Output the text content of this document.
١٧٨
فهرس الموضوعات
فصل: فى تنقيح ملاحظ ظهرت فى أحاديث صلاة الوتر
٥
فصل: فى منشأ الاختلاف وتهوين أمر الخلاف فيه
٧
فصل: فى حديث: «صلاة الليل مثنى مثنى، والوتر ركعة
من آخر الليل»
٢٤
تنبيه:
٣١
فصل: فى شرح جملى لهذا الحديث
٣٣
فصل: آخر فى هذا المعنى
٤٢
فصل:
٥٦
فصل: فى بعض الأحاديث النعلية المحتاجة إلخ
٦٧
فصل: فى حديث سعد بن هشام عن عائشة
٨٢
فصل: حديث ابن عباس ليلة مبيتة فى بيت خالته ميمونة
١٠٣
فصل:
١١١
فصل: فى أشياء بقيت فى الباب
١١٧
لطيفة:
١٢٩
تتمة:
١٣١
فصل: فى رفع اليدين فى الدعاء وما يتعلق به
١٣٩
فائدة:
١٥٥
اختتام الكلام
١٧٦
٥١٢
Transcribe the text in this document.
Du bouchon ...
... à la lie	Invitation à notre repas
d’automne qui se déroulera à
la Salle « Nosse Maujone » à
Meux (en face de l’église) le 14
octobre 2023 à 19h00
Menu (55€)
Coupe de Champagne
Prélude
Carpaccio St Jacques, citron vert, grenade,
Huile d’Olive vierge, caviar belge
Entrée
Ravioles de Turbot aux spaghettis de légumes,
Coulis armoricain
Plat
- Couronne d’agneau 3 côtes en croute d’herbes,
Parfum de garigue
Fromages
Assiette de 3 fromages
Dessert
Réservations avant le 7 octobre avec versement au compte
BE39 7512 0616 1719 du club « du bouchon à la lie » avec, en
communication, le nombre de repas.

== == ==

*Written task*: Above are the records; retype them all without a single difference.

*Solution to this task*:
Output the text content of this document.
١٧٨
فهرس الموضوعات
فصل: فى تنقيح ملاحظ ظهرت فى أحاديث صلاة الوتر
٥
فصل: فى منشأ الاختلاف وتهوين أمر الخلاف فيه
٧
فصل: فى حديث: «صلاة الليل مثنى مثنى، والوتر ركعة
من آخر الليل»
٢٤
تنبيه:
٣١
فصل: فى شرح جملى لهذا الحديث
٣٣
فصل: آخر فى هذا المعنى
٤٢
فصل:
٥٦
فصل: فى بعض الأحاديث النعلية المحتاجة إلخ
٦٧
فصل: فى حديث سعد بن هشام عن عائشة
٨٢
فصل: حديث ابن عباس ليلة مبيتة فى بيت خالته ميمونة
١٠٣
فصل:
١١١
فصل: فى أشياء بقيت فى الباب
١١٧
لطيفة:
١٢٩
تتمة:
١٣١
فصل: فى رفع اليدين فى الدعاء وما يتعلق به
١٣٩
فائدة:
١٥٥
اختتام الكلام
١٧٦
٥١٢
Transcribe the text in this document.
Du bouchon ...
... à la lie	Invitation à notre repas
d’automne qui se déroulera à
la Salle « Nosse Maujone » à
Meux (en face de l’église) le 14
octobre 2023 à 19h00
Menu (55€)
Coupe de Champagne
Prélude
Carpaccio St Jacques, citron vert, grenade,
Huile d’Olive vierge, caviar belge
Entrée
Ravioles de Turbot aux spaghettis de légumes,
Coulis armoricain
Plat
- Couronne d’agneau 3 côtes en croute d’herbes,
Parfum de garigue
Fromages
Assiette de 3 fromages
Dessert
Réservations avant le 7 octobre avec versement au compte
BE39 7512 0616 1719 du club « du bouchon à la lie » avec, en
communication, le nombre de repas.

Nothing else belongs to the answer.